- Stored data -
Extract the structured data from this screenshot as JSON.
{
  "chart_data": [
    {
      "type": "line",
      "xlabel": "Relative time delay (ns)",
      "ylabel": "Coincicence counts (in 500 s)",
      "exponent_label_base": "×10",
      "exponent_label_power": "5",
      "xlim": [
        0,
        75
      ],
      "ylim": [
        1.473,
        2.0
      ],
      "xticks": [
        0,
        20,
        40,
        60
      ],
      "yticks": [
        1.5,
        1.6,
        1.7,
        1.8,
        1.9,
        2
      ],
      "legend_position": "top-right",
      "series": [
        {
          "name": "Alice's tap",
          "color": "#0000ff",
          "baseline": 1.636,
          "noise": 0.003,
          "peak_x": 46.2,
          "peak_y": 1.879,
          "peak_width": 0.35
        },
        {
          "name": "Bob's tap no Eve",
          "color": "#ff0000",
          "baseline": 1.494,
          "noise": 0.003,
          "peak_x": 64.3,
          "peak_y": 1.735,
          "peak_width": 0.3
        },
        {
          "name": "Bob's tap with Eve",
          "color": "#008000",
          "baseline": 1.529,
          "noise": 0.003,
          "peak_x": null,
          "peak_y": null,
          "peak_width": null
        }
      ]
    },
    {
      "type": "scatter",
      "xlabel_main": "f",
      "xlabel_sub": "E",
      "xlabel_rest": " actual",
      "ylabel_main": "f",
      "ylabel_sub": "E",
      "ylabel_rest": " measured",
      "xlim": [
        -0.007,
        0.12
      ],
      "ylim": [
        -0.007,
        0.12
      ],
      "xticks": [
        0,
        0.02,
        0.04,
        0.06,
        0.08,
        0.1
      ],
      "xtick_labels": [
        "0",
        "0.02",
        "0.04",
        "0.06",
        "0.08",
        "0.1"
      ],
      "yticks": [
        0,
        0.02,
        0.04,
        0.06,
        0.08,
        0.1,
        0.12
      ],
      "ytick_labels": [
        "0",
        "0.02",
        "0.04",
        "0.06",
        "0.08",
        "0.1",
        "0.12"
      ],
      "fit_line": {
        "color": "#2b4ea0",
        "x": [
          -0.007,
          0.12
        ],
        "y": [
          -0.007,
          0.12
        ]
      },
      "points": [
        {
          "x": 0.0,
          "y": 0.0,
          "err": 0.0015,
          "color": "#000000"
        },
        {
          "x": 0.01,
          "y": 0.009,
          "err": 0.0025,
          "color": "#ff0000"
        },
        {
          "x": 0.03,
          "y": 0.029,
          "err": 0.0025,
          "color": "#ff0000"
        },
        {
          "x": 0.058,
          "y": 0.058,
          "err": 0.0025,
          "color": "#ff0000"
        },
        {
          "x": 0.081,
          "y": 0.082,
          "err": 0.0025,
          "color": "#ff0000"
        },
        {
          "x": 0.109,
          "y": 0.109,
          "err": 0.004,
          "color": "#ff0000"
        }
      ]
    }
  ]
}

- Task details -
Write out the complete set of records exactly as given.

- Answer for this exercise -
Extract the structured data from this screenshot as JSON.
{
  "chart_data": [
    {
      "type": "line",
      "xlabel": "Relative time delay (ns)",
      "ylabel": "Coincicence counts (in 500 s)",
      "exponent_label_base": "×10",
      "exponent_label_power": "5",
      "xlim": [
        0,
        75
      ],
      "ylim": [
        1.473,
        2.0
      ],
      "xticks": [
        0,
        20,
        40,
        60
      ],
      "yticks": [
        1.5,
        1.6,
        1.7,
        1.8,
        1.9,
        2
      ],
      "legend_position": "top-right",
      "series": [
        {
          "name": "Alice's tap",
          "color": "#0000ff",
          "baseline": 1.636,
          "noise": 0.003,
          "peak_x": 46.2,
          "peak_y": 1.879,
          "peak_width": 0.35
        },
        {
          "name": "Bob's tap no Eve",
          "color": "#ff0000",
          "baseline": 1.494,
          "noise": 0.003,
          "peak_x": 64.3,
          "peak_y": 1.735,
          "peak_width": 0.3
        },
        {
          "name": "Bob's tap with Eve",
          "color": "#008000",
          "baseline": 1.529,
          "noise": 0.003,
          "peak_x": null,
          "peak_y": null,
          "peak_width": null
        }
      ]
    },
    {
      "type": "scatter",
      "xlabel_main": "f",
      "xlabel_sub": "E",
      "xlabel_rest": " actual",
      "ylabel_main": "f",
      "ylabel_sub": "E",
      "ylabel_rest": " measured",
      "xlim": [
        -0.007,
        0.12
      ],
      "ylim": [
        -0.007,
        0.12
      ],
      "xticks": [
        0,
        0.02,
        0.04,
        0.06,
        0.08,
        0.1
      ],
      "xtick_labels": [
        "0",
        "0.02",
        "0.04",
        "0.06",
        "0.08",
        "0.1"
      ],
      "yticks": [
        0,
        0.02,
        0.04,
        0.06,
        0.08,
        0.1,
        0.12
      ],
      "ytick_labels": [
        "0",
        "0.02",
        "0.04",
        "0.06",
        "0.08",
        "0.1",
        "0.12"
      ],
      "fit_line": {
        "color": "#2b4ea0",
        "x": [
          -0.007,
          0.12
        ],
        "y": [
          -0.007,
          0.12
        ]
      },
      "points": [
        {
          "x": 0.0,
          "y": 0.0,
          "err": 0.0015,
          "color": "#000000"
        },
        {
          "x": 0.01,
          "y": 0.009,
          "err": 0.0025,
          "color": "#ff0000"
        },
        {
          "x": 0.03,
          "y": 0.029,
          "err": 0.0025,
          "color": "#ff0000"
        },
        {
          "x": 0.058,
          "y": 0.058,
          "err": 0.0025,
          "color": "#ff0000"
        },
        {
          "x": 0.081,
          "y": 0.082,
          "err": 0.0025,
          "color": "#ff0000"
        },
        {
          "x": 0.109,
          "y": 0.109,
          "err": 0.004,
          "color": "#ff0000"
        }
      ]
    }
  ]
}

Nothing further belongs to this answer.